Task to carry out → Filter the listing and keep only the lines with the word "disorders".

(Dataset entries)

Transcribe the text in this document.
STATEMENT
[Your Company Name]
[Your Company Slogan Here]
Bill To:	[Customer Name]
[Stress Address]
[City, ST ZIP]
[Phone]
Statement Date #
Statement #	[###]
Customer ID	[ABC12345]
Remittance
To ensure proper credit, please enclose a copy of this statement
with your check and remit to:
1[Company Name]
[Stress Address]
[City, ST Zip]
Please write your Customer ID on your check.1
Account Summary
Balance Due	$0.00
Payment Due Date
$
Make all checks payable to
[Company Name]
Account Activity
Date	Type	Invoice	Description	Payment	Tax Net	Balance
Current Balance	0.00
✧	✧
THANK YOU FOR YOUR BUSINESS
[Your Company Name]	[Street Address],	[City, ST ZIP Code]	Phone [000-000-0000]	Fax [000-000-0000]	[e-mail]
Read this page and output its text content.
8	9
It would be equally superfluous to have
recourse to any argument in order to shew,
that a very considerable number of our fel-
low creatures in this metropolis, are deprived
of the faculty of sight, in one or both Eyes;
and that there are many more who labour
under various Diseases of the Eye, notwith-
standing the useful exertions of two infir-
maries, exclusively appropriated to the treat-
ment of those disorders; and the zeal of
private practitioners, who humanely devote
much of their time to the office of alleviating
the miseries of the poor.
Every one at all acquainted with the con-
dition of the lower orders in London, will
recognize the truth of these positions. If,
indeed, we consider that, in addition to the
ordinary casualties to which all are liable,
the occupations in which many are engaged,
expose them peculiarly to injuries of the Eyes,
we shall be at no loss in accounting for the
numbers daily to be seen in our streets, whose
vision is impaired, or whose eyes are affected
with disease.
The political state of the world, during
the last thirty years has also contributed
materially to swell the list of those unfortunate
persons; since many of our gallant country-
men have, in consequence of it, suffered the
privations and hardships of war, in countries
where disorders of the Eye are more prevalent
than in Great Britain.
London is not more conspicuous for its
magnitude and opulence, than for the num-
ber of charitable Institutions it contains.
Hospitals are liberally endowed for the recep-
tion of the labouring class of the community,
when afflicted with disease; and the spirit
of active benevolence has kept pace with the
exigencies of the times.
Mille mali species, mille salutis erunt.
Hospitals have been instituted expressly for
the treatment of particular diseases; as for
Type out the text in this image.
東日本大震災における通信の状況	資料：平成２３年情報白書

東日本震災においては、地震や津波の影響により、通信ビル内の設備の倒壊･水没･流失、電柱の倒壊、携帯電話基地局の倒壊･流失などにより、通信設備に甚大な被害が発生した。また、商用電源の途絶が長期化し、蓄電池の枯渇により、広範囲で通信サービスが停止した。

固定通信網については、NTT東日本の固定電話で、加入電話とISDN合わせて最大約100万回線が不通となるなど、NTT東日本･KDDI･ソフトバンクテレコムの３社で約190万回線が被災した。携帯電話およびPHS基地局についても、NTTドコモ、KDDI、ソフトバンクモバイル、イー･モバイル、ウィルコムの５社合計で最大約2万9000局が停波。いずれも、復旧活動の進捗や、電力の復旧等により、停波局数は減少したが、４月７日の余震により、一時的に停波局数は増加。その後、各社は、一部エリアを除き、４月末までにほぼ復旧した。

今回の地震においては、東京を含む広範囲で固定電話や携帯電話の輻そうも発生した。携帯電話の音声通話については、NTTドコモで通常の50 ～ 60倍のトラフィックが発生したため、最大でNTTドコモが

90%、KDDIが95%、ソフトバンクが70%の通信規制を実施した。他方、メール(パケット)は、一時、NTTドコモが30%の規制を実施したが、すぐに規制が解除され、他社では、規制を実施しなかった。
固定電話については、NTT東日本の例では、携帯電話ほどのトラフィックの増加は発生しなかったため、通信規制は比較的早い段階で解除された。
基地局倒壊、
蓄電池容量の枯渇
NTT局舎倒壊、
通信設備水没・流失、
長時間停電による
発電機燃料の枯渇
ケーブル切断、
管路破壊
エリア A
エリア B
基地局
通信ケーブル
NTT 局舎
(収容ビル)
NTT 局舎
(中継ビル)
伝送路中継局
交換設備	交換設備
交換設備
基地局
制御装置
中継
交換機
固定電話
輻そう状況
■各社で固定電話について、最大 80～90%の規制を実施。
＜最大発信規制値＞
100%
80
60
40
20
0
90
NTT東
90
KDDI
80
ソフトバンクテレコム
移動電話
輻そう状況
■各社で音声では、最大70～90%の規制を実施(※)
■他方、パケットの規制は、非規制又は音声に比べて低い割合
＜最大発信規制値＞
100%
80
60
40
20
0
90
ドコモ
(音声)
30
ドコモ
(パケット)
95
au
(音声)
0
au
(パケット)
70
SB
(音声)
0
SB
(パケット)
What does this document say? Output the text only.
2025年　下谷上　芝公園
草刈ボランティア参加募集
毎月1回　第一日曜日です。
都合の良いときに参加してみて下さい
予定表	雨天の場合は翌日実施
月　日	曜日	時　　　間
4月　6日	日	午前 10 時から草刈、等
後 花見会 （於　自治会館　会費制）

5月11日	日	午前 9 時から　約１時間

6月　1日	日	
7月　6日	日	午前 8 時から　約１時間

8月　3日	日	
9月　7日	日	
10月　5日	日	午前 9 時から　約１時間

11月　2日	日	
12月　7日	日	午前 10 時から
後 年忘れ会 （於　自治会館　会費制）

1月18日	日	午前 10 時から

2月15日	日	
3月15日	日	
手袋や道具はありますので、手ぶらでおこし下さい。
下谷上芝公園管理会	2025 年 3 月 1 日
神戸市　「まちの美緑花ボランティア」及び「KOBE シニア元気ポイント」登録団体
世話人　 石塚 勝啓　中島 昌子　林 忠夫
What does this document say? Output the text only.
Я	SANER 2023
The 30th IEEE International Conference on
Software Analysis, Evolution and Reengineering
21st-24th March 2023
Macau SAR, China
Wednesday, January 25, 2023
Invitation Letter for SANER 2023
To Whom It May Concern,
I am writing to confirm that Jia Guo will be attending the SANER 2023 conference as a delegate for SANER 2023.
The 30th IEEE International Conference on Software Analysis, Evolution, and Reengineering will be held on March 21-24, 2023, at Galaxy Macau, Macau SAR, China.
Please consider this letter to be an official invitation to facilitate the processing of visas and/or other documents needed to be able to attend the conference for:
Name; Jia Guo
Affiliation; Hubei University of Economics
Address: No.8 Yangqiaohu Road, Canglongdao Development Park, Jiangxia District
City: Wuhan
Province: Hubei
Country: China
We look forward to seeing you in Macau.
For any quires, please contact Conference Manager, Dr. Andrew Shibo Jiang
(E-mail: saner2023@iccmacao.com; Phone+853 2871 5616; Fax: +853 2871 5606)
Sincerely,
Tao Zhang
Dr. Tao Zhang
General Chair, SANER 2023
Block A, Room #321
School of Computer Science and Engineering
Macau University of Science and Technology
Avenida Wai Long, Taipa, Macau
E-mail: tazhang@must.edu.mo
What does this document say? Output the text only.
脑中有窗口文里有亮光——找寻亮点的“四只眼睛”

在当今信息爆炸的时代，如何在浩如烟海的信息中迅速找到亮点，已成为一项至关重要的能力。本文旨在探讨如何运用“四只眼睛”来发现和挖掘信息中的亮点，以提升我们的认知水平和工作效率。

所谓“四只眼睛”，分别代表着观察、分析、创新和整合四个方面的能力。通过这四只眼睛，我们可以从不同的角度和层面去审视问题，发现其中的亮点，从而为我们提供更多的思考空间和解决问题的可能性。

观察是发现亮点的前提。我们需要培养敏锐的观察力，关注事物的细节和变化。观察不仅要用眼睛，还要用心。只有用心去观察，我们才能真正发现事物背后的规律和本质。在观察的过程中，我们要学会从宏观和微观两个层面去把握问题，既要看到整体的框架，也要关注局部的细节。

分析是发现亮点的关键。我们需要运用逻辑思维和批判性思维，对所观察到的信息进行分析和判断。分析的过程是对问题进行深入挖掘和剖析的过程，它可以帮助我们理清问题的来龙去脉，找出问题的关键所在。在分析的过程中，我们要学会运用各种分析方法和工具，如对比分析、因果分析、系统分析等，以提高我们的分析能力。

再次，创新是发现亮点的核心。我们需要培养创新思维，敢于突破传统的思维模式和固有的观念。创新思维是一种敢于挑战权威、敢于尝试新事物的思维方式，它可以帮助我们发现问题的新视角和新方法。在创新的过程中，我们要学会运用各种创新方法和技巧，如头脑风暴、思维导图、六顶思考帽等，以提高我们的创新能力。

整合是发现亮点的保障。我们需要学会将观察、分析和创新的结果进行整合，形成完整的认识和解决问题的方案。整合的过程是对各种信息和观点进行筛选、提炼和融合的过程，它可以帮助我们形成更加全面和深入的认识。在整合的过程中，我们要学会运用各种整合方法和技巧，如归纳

Reply to the exercise →
ment of those disorders; and the zeal of
where disorders of the Eye are more prevalent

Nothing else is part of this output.